- _STATED TASK_: All lines below must be repeated exactly, with the pictures omitted.

○ ○ ○ ○ ○

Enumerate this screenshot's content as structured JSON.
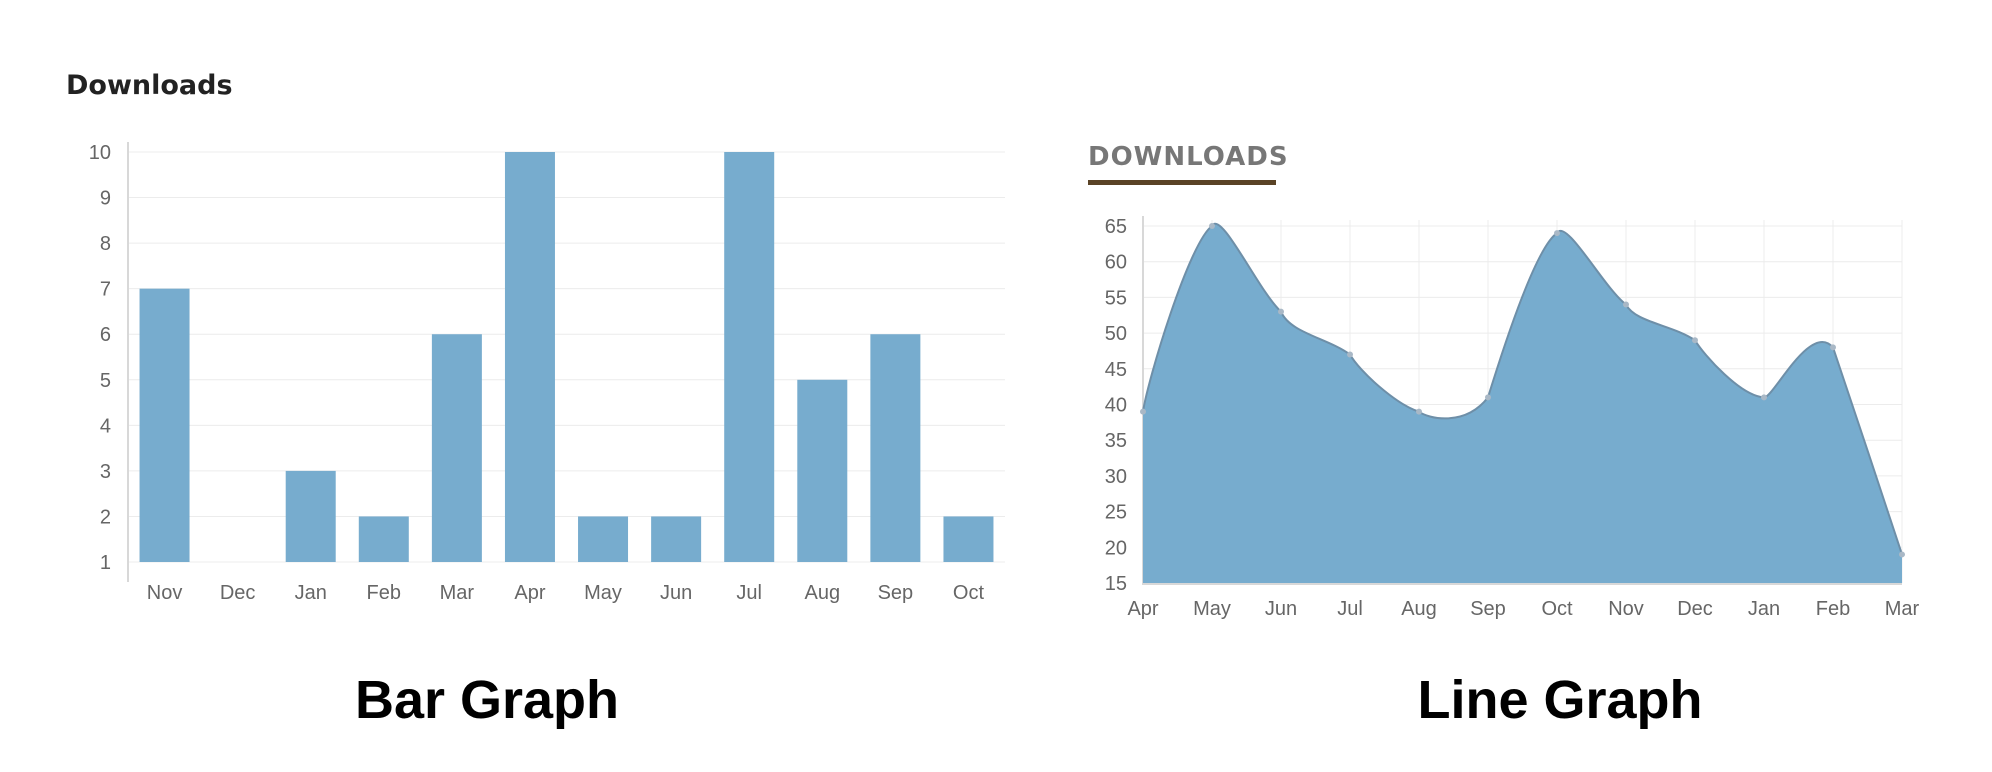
{
  "chart_data": [
    {
      "type": "bar",
      "title": "Downloads",
      "caption": "Bar Graph",
      "categories": [
        "Nov",
        "Dec",
        "Jan",
        "Feb",
        "Mar",
        "Apr",
        "May",
        "Jun",
        "Jul",
        "Aug",
        "Sep",
        "Oct"
      ],
      "values": [
        7,
        1,
        3,
        2,
        6,
        10,
        2,
        2,
        10,
        5,
        6,
        2
      ],
      "ylim": [
        1,
        10
      ],
      "yticks": [
        "1",
        "2",
        "3",
        "4",
        "5",
        "6",
        "7",
        "8",
        "9",
        "10"
      ],
      "xlabel": "",
      "ylabel": "",
      "grid": true,
      "color": "#77acce"
    },
    {
      "type": "area",
      "title": "DOWNLOADS",
      "caption": "Line Graph",
      "categories": [
        "Apr",
        "May",
        "Jun",
        "Jul",
        "Aug",
        "Sep",
        "Oct",
        "Nov",
        "Dec",
        "Jan",
        "Feb",
        "Mar"
      ],
      "values": [
        39,
        65,
        53,
        47,
        39,
        41,
        64,
        54,
        49,
        41,
        48,
        19
      ],
      "ylim": [
        15,
        65
      ],
      "yticks": [
        "15",
        "20",
        "25",
        "30",
        "35",
        "40",
        "45",
        "50",
        "55",
        "60",
        "65"
      ],
      "xlabel": "",
      "ylabel": "",
      "grid": true,
      "color": "#77acce",
      "underline_color": "#5a4326"
    }
  ]
}
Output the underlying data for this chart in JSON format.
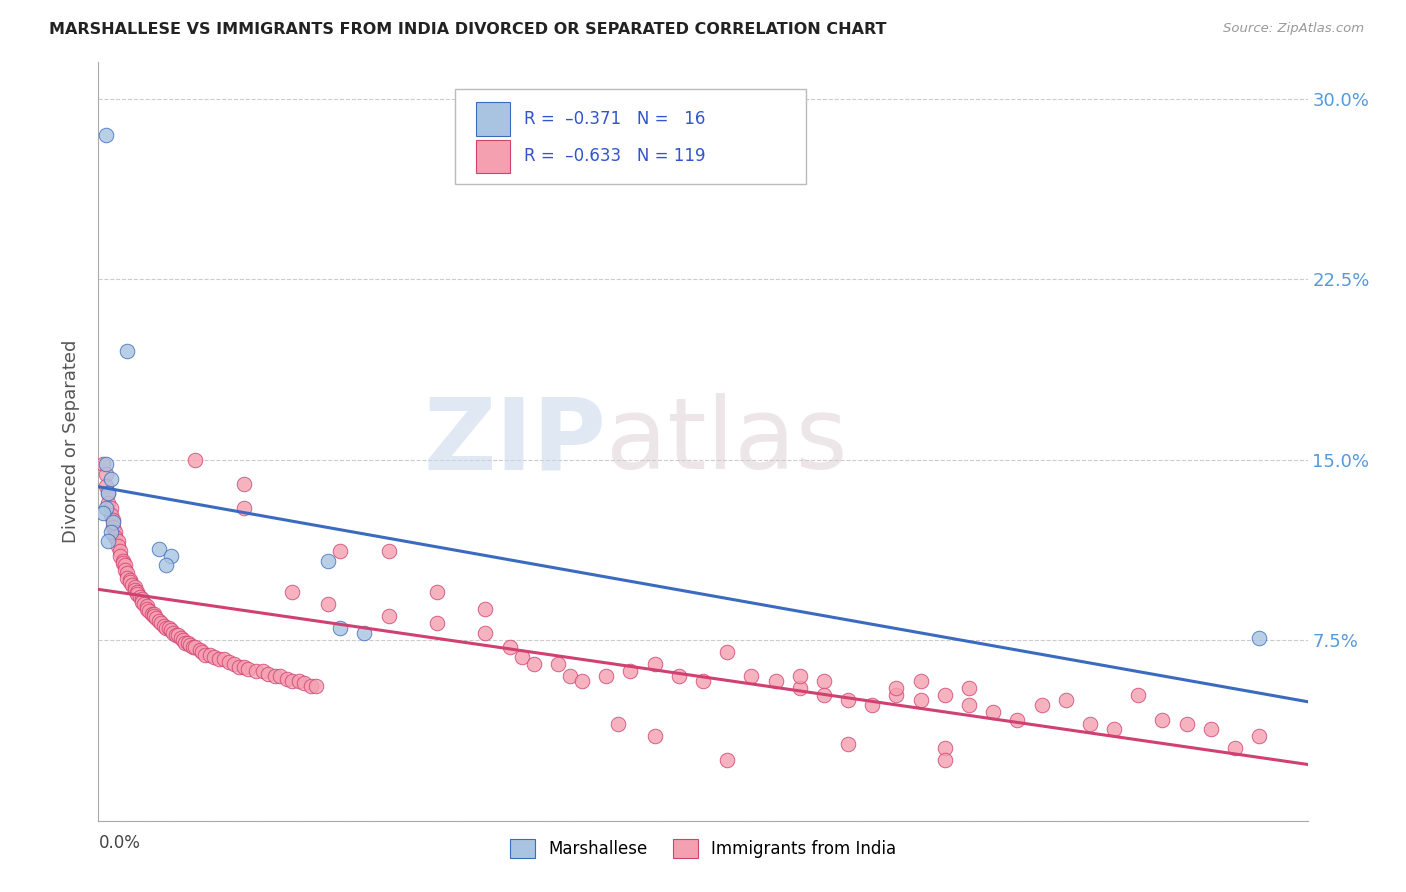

○ ○ ○ ○ ○

- _OUTPUT OF THE EXERCISE_:
Enumerate this screenshot's content as structured JSON.
{
  "chart_data": [
    {
      "type": "bar",
      "title": "Downloads",
      "caption": "Bar Graph",
      "categories": [
        "Nov",
        "Dec",
        "Jan",
        "Feb",
        "Mar",
        "Apr",
        "May",
        "Jun",
        "Jul",
        "Aug",
        "Sep",
        "Oct"
      ],
      "values": [
        7,
        1,
        3,
        2,
        6,
        10,
        2,
        2,
        10,
        5,
        6,
        2
      ],
      "ylim": [
        1,
        10
      ],
      "yticks": [
        "1",
        "2",
        "3",
        "4",
        "5",
        "6",
        "7",
        "8",
        "9",
        "10"
      ],
      "xlabel": "",
      "ylabel": "",
      "grid": true,
      "color": "#77acce"
    },
    {
      "type": "area",
      "title": "DOWNLOADS",
      "caption": "Line Graph",
      "categories": [
        "Apr",
        "May",
        "Jun",
        "Jul",
        "Aug",
        "Sep",
        "Oct",
        "Nov",
        "Dec",
        "Jan",
        "Feb",
        "Mar"
      ],
      "values": [
        39,
        65,
        53,
        47,
        39,
        41,
        64,
        54,
        49,
        41,
        48,
        19
      ],
      "ylim": [
        15,
        65
      ],
      "yticks": [
        "15",
        "20",
        "25",
        "30",
        "35",
        "40",
        "45",
        "50",
        "55",
        "60",
        "65"
      ],
      "xlabel": "",
      "ylabel": "",
      "grid": true,
      "color": "#77acce",
      "underline_color": "#5a4326"
    }
  ]
}
Output the underlying data for this chart in JSON format.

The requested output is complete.